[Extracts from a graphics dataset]
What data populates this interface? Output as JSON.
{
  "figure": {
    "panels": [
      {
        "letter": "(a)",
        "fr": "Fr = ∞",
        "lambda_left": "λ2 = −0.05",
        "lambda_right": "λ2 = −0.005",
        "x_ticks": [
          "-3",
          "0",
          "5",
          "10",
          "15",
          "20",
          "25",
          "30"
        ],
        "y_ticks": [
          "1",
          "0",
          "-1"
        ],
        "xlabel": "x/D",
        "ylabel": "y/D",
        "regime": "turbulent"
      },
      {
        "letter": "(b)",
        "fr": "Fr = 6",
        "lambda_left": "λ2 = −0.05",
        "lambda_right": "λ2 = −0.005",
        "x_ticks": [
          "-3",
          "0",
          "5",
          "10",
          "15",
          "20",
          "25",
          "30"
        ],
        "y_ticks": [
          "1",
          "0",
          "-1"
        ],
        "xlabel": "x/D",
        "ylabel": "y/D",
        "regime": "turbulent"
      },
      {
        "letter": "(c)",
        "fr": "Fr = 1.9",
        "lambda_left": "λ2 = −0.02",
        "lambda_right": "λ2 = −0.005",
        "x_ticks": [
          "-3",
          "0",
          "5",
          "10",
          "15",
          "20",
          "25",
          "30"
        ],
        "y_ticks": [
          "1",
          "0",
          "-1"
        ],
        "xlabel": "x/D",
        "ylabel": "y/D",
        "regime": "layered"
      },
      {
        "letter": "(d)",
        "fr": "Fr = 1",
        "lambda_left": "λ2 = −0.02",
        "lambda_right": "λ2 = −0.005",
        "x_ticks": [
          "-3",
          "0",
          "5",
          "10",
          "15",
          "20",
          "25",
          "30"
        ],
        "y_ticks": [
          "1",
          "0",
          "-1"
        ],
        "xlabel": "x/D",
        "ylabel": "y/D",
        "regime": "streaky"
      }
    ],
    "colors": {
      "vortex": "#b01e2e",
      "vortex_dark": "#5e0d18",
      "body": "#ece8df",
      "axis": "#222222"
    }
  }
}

Exercise goal
Write out every record, exactly as written.

Response
What data populates this interface? Output as JSON.
{
  "figure": {
    "panels": [
      {
        "letter": "(a)",
        "fr": "Fr = ∞",
        "lambda_left": "λ2 = −0.05",
        "lambda_right": "λ2 = −0.005",
        "x_ticks": [
          "-3",
          "0",
          "5",
          "10",
          "15",
          "20",
          "25",
          "30"
        ],
        "y_ticks": [
          "1",
          "0",
          "-1"
        ],
        "xlabel": "x/D",
        "ylabel": "y/D",
        "regime": "turbulent"
      },
      {
        "letter": "(b)",
        "fr": "Fr = 6",
        "lambda_left": "λ2 = −0.05",
        "lambda_right": "λ2 = −0.005",
        "x_ticks": [
          "-3",
          "0",
          "5",
          "10",
          "15",
          "20",
          "25",
          "30"
        ],
        "y_ticks": [
          "1",
          "0",
          "-1"
        ],
        "xlabel": "x/D",
        "ylabel": "y/D",
        "regime": "turbulent"
      },
      {
        "letter": "(c)",
        "fr": "Fr = 1.9",
        "lambda_left": "λ2 = −0.02",
        "lambda_right": "λ2 = −0.005",
        "x_ticks": [
          "-3",
          "0",
          "5",
          "10",
          "15",
          "20",
          "25",
          "30"
        ],
        "y_ticks": [
          "1",
          "0",
          "-1"
        ],
        "xlabel": "x/D",
        "ylabel": "y/D",
        "regime": "layered"
      },
      {
        "letter": "(d)",
        "fr": "Fr = 1",
        "lambda_left": "λ2 = −0.02",
        "lambda_right": "λ2 = −0.005",
        "x_ticks": [
          "-3",
          "0",
          "5",
          "10",
          "15",
          "20",
          "25",
          "30"
        ],
        "y_ticks": [
          "1",
          "0",
          "-1"
        ],
        "xlabel": "x/D",
        "ylabel": "y/D",
        "regime": "streaky"
      }
    ],
    "colors": {
      "vortex": "#b01e2e",
      "vortex_dark": "#5e0d18",
      "body": "#ece8df",
      "axis": "#222222"
    }
  }
}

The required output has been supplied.